>>

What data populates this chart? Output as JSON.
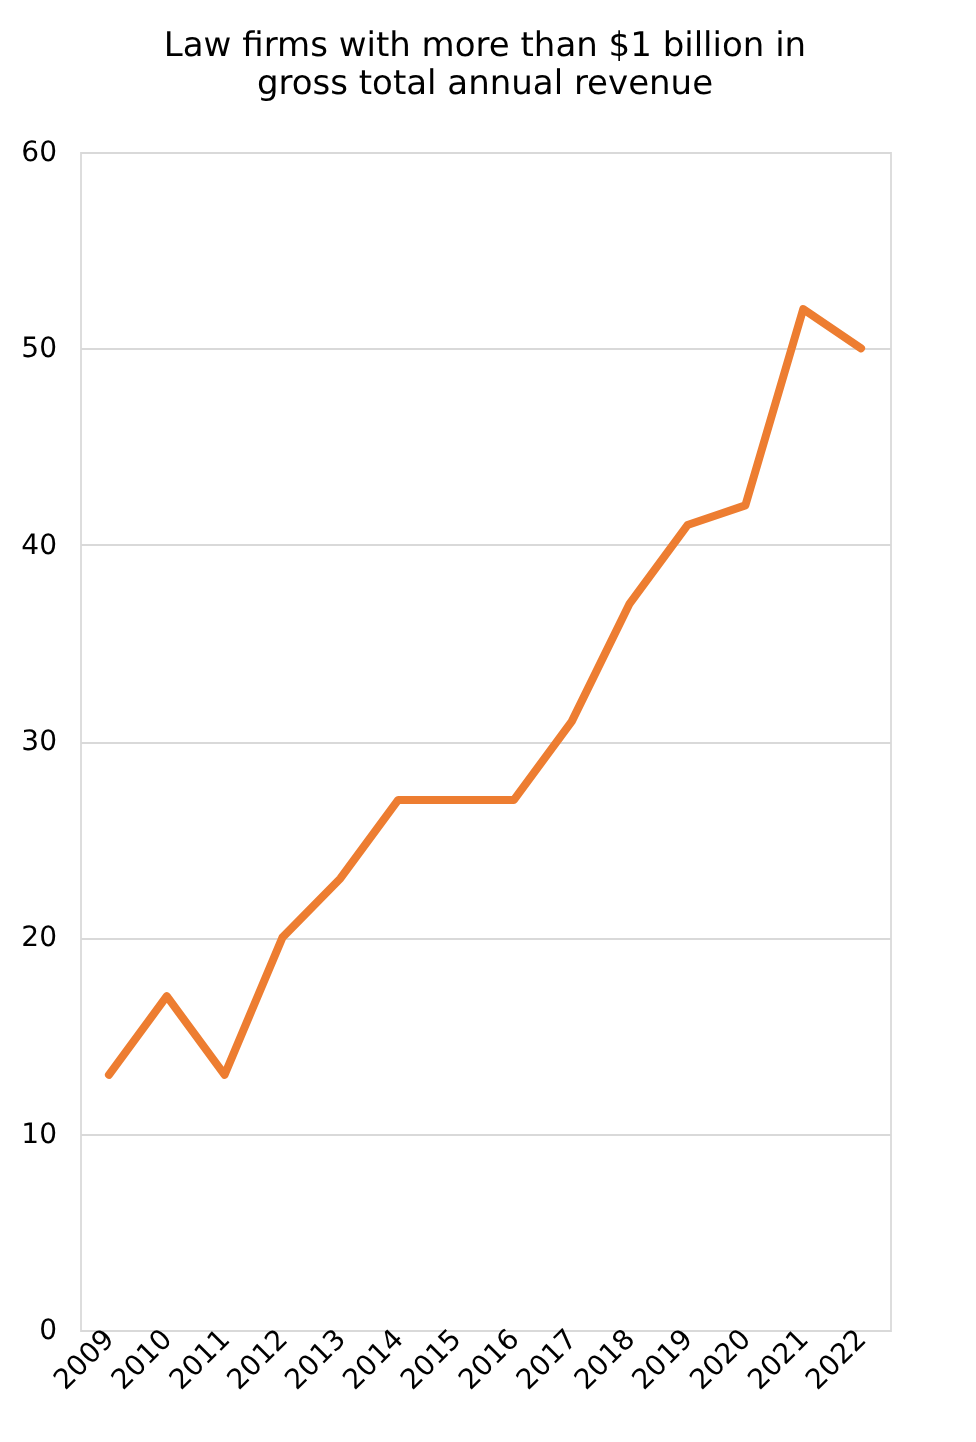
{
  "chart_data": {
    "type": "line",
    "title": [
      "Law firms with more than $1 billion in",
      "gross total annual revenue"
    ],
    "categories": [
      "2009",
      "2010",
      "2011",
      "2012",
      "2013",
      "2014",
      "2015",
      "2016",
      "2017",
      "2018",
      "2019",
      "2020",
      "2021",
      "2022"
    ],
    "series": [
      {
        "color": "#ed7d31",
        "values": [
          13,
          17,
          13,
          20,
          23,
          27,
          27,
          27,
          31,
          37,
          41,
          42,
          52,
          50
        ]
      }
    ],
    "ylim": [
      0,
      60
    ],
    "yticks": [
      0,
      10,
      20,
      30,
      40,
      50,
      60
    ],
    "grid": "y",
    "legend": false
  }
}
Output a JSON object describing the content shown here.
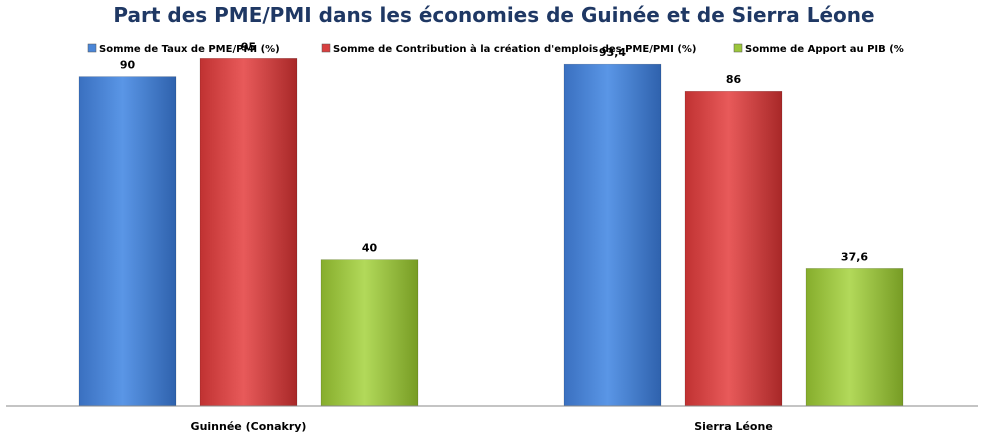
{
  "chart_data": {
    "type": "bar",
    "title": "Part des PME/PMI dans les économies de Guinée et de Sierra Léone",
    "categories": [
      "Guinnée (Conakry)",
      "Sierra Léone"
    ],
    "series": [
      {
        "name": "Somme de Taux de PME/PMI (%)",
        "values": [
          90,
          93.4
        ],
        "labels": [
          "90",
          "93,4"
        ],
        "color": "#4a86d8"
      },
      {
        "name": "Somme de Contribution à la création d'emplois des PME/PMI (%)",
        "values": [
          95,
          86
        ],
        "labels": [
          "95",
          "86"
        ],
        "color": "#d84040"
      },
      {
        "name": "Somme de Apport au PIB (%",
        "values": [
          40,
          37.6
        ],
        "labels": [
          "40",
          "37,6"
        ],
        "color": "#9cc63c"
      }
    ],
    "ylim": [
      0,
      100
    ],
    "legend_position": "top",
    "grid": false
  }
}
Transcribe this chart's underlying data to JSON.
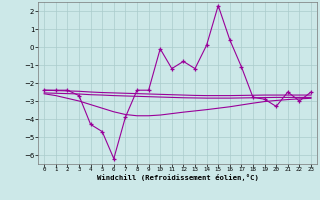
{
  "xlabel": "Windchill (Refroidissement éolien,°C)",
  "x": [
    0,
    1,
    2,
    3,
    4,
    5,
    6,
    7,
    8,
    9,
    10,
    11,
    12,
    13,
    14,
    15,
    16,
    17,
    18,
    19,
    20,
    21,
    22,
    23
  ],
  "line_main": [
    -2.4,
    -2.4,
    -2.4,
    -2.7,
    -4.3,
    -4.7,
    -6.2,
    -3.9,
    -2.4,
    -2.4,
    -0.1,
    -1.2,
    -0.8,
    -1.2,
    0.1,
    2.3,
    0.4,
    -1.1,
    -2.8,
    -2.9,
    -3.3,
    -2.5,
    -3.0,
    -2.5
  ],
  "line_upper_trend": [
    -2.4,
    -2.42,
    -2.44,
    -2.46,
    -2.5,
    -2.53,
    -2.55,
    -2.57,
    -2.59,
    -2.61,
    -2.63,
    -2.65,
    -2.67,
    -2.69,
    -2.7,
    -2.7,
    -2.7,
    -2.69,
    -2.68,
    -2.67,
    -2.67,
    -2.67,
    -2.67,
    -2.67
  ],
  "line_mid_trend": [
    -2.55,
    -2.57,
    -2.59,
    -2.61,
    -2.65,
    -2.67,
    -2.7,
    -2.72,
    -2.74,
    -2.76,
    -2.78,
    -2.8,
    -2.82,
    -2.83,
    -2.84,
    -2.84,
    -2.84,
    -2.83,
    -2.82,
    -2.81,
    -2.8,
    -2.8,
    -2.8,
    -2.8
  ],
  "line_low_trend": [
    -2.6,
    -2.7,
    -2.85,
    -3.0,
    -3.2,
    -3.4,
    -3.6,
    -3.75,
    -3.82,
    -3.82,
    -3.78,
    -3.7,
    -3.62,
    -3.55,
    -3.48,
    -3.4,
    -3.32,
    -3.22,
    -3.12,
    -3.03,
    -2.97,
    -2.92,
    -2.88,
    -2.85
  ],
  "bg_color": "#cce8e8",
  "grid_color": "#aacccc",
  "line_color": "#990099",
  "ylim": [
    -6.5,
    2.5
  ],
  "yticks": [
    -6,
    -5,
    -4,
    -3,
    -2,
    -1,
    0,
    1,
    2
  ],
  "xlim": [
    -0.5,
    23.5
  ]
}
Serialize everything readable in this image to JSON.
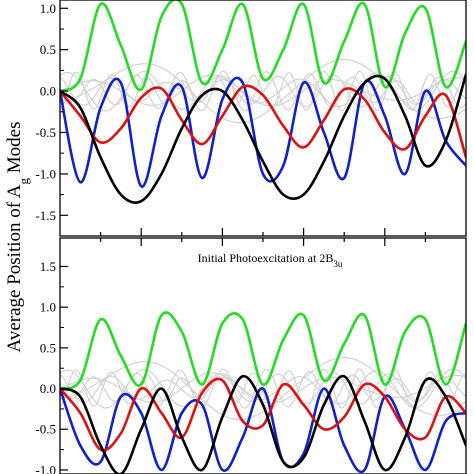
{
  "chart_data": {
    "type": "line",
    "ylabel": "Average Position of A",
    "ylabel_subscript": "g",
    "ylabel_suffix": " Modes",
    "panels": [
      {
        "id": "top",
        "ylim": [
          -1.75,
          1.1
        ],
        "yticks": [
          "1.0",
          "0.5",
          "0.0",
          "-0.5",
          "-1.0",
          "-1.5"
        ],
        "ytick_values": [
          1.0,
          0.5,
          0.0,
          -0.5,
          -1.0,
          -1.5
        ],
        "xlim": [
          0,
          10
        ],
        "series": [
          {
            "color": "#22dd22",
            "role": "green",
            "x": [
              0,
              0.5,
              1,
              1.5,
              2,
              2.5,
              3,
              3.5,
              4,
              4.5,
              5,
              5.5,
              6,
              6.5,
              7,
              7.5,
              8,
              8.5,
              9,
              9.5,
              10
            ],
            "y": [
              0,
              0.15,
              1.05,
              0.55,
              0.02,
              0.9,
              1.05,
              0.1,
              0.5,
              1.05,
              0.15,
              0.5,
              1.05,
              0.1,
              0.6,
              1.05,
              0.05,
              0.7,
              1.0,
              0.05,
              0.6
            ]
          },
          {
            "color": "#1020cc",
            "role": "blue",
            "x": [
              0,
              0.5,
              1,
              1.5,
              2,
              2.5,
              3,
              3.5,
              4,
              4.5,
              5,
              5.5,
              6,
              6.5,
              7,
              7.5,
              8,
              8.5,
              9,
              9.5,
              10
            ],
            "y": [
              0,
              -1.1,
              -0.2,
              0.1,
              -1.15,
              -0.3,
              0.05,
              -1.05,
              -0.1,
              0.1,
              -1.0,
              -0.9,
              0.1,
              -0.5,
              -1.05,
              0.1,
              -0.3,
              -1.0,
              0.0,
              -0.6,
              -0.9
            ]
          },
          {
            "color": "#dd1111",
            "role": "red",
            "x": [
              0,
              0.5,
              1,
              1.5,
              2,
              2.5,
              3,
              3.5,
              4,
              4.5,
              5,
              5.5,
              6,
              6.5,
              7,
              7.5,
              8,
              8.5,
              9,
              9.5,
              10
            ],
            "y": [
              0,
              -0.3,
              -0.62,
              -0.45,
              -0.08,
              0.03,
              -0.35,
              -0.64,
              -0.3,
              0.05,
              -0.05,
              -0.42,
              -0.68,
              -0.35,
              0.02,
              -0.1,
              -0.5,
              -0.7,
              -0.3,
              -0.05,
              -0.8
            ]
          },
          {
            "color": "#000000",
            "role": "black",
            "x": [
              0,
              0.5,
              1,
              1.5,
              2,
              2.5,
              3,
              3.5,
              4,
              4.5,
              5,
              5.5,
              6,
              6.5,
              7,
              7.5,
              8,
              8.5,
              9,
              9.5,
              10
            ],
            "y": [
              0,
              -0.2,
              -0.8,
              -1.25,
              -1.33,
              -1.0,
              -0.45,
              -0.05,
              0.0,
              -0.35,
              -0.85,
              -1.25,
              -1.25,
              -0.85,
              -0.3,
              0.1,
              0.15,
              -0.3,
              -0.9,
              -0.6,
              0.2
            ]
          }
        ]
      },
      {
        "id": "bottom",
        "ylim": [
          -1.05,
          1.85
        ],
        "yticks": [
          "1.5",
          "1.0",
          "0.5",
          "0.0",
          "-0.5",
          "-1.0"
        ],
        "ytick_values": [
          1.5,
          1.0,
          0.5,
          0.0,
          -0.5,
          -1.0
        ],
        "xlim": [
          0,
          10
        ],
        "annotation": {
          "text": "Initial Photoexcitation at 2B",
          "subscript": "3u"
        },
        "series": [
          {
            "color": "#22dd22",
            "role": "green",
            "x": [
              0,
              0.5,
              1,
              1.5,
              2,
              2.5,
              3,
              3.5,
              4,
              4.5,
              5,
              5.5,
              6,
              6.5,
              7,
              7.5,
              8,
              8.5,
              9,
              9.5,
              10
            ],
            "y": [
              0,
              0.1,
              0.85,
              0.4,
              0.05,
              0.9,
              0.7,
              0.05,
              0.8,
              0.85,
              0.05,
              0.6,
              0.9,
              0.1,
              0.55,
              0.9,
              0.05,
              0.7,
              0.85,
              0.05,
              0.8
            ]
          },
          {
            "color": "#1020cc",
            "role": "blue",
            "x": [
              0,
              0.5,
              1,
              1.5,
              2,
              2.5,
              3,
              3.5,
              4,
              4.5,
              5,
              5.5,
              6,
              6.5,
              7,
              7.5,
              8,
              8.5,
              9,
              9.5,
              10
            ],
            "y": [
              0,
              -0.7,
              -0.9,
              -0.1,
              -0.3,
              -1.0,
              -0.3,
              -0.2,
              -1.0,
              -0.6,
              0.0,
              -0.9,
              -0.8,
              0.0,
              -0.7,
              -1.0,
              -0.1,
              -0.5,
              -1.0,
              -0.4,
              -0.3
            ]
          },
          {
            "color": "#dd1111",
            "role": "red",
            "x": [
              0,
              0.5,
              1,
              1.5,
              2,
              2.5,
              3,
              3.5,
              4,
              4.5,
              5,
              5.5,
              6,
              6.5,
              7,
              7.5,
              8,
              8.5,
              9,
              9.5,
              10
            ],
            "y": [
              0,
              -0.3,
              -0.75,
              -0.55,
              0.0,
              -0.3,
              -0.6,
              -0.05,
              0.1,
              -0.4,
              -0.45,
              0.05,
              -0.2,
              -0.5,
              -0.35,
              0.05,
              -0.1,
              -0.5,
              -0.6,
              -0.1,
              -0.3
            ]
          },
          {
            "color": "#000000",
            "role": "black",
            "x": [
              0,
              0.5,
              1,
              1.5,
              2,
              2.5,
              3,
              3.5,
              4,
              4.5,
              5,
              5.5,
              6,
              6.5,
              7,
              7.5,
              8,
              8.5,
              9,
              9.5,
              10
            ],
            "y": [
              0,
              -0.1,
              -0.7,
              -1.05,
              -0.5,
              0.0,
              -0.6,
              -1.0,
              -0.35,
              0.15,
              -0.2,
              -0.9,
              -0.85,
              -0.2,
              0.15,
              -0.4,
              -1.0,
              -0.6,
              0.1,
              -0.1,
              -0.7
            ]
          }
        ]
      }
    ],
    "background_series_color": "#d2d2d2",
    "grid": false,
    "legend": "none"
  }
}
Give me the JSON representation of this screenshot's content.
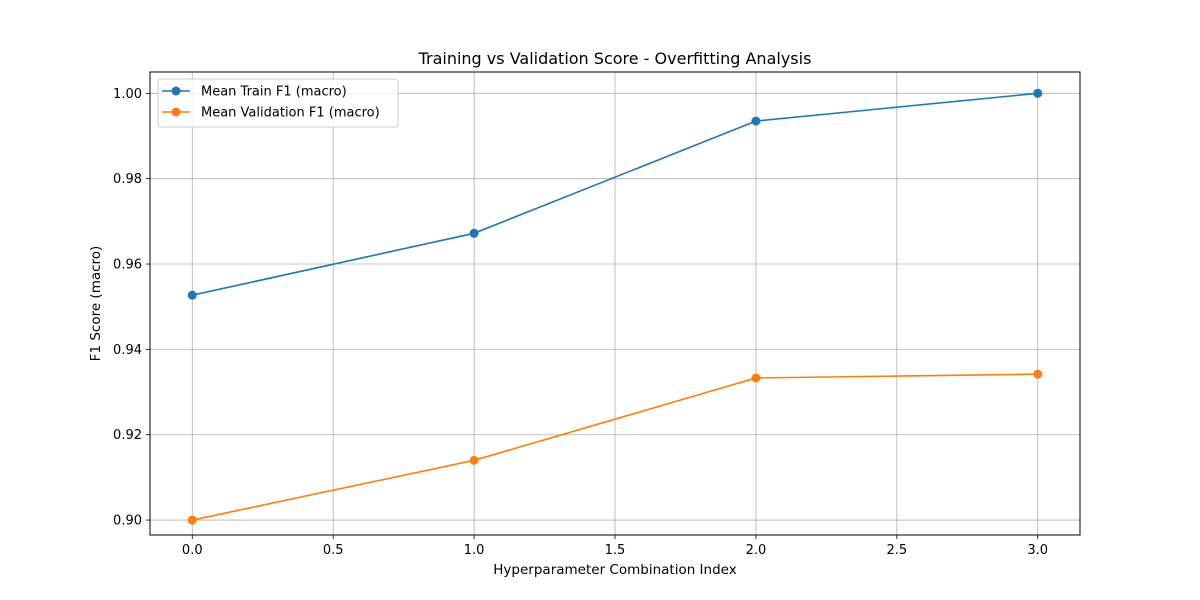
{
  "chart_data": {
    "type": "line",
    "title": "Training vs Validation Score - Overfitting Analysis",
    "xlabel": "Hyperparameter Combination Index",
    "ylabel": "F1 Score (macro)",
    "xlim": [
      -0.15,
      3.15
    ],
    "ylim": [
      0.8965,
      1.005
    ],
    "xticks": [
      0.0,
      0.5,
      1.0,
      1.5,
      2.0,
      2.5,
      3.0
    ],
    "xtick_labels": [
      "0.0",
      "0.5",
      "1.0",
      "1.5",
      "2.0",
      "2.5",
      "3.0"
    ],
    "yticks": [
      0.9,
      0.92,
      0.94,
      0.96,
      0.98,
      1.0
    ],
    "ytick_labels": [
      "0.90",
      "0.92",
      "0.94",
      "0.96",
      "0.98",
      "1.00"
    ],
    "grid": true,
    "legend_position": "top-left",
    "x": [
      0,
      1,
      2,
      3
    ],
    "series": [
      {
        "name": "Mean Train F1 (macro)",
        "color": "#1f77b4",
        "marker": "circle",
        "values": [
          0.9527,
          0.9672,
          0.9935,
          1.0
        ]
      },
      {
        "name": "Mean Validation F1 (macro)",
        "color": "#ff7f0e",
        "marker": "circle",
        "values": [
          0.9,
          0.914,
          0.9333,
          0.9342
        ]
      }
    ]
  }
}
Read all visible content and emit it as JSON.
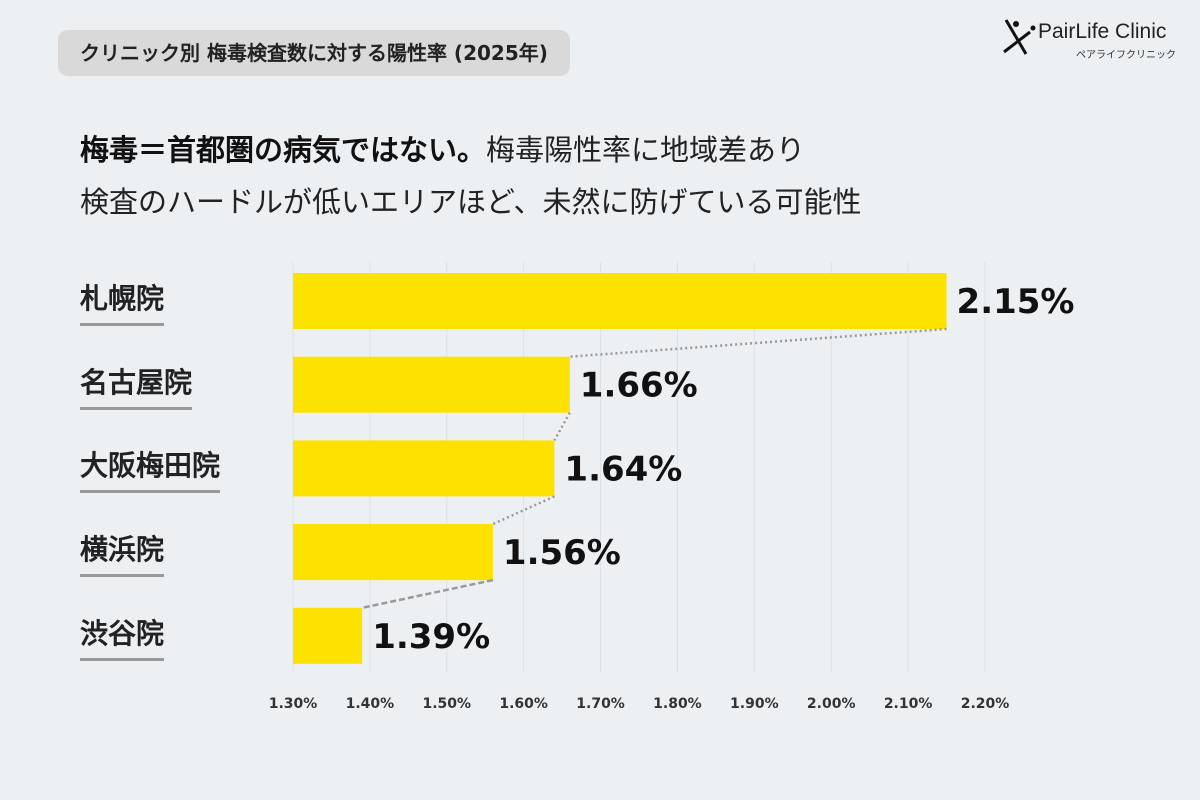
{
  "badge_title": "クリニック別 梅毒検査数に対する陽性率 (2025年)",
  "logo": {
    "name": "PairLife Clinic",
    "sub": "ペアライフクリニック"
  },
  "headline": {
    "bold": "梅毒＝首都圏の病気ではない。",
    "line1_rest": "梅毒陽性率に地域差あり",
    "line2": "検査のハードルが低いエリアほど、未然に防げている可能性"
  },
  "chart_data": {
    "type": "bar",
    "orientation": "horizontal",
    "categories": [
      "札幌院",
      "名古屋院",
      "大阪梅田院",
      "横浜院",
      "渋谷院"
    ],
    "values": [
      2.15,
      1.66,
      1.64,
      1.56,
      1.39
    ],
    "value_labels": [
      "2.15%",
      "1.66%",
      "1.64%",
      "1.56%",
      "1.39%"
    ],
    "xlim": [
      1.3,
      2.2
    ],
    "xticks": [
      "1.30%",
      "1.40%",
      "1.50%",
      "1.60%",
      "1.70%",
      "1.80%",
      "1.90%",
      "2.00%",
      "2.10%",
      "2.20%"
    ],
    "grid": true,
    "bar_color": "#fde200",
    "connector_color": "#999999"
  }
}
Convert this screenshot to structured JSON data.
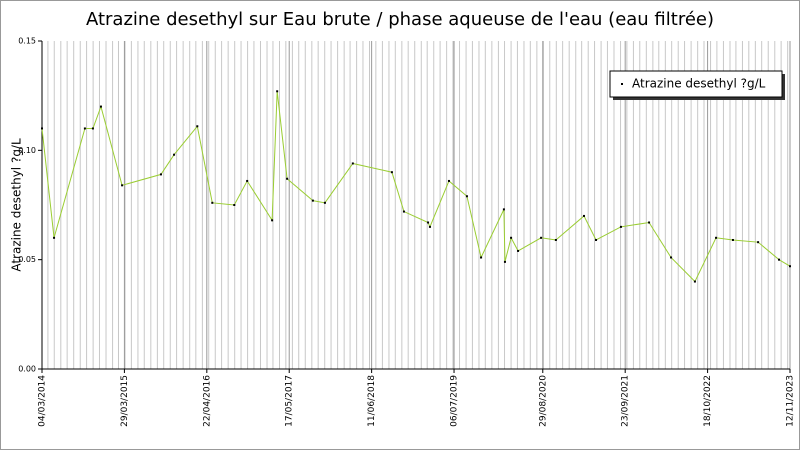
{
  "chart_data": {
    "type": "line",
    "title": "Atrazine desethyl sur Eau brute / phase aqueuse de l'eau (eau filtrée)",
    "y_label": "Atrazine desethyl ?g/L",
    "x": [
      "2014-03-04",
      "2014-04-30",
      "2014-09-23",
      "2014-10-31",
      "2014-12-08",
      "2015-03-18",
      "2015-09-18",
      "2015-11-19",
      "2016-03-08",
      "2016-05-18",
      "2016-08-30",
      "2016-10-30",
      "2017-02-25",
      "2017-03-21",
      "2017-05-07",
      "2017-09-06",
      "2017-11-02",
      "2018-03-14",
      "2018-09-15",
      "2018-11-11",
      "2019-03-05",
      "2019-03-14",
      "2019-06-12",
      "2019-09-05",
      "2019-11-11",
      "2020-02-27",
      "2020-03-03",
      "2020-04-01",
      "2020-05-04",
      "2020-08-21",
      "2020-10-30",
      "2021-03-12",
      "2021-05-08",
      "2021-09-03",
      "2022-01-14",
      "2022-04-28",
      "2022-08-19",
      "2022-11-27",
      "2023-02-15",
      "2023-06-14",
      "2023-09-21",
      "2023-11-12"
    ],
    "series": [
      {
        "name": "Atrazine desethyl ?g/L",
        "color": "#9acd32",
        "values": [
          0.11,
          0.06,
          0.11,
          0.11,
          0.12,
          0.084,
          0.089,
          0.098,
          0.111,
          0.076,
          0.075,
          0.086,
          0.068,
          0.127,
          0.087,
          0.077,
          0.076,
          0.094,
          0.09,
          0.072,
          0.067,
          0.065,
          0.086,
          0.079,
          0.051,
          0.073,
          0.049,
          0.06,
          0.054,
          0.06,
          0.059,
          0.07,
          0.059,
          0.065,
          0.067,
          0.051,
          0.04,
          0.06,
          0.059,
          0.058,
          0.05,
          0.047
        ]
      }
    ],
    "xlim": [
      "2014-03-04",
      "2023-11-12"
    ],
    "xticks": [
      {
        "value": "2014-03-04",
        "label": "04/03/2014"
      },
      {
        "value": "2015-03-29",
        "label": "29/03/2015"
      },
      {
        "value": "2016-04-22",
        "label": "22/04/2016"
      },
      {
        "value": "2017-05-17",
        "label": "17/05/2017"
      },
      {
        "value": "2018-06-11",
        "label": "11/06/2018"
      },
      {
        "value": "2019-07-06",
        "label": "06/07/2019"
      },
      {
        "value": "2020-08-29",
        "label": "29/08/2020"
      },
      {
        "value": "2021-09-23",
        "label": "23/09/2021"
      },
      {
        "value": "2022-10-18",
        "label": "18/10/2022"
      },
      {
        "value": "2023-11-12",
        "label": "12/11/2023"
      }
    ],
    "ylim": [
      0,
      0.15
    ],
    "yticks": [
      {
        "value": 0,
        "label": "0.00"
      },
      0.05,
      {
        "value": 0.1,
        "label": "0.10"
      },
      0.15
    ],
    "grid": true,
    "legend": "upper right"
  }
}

<<

Go through the entries above and count the lines containing the word "name"; give only that count.

## Reply
7